> Data for this exercise
════════════════

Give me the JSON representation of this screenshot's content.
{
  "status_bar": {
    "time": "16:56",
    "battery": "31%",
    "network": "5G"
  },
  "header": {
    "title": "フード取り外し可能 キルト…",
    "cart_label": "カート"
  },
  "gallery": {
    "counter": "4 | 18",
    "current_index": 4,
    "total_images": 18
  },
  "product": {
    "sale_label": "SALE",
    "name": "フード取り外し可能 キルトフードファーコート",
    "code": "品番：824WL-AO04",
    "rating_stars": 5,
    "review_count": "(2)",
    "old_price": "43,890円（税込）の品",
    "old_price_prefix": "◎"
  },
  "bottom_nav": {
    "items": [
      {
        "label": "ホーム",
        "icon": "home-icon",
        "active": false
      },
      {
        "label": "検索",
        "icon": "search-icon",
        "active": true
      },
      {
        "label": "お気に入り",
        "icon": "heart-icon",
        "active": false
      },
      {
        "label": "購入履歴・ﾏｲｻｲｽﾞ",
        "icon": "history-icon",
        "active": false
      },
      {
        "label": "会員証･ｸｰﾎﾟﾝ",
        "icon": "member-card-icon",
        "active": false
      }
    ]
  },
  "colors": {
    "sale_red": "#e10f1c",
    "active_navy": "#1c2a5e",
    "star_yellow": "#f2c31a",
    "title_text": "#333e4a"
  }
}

════════════════

> Goal of the exercise
From the records above, extract everything verbatim.

> Result
Give me the JSON representation of this screenshot's content.
{
  "status_bar": {
    "time": "16:56",
    "battery": "31%",
    "network": "5G"
  },
  "header": {
    "title": "フード取り外し可能 キルト…",
    "cart_label": "カート"
  },
  "gallery": {
    "counter": "4 | 18",
    "current_index": 4,
    "total_images": 18
  },
  "product": {
    "sale_label": "SALE",
    "name": "フード取り外し可能 キルトフードファーコート",
    "code": "品番：824WL-AO04",
    "rating_stars": 5,
    "review_count": "(2)",
    "old_price": "43,890円（税込）の品",
    "old_price_prefix": "◎"
  },
  "bottom_nav": {
    "items": [
      {
        "label": "ホーム",
        "icon": "home-icon",
        "active": false
      },
      {
        "label": "検索",
        "icon": "search-icon",
        "active": true
      },
      {
        "label": "お気に入り",
        "icon": "heart-icon",
        "active": false
      },
      {
        "label": "購入履歴・ﾏｲｻｲｽﾞ",
        "icon": "history-icon",
        "active": false
      },
      {
        "label": "会員証･ｸｰﾎﾟﾝ",
        "icon": "member-card-icon",
        "active": false
      }
    ]
  },
  "colors": {
    "sale_red": "#e10f1c",
    "active_navy": "#1c2a5e",
    "star_yellow": "#f2c31a",
    "title_text": "#333e4a"
  }
}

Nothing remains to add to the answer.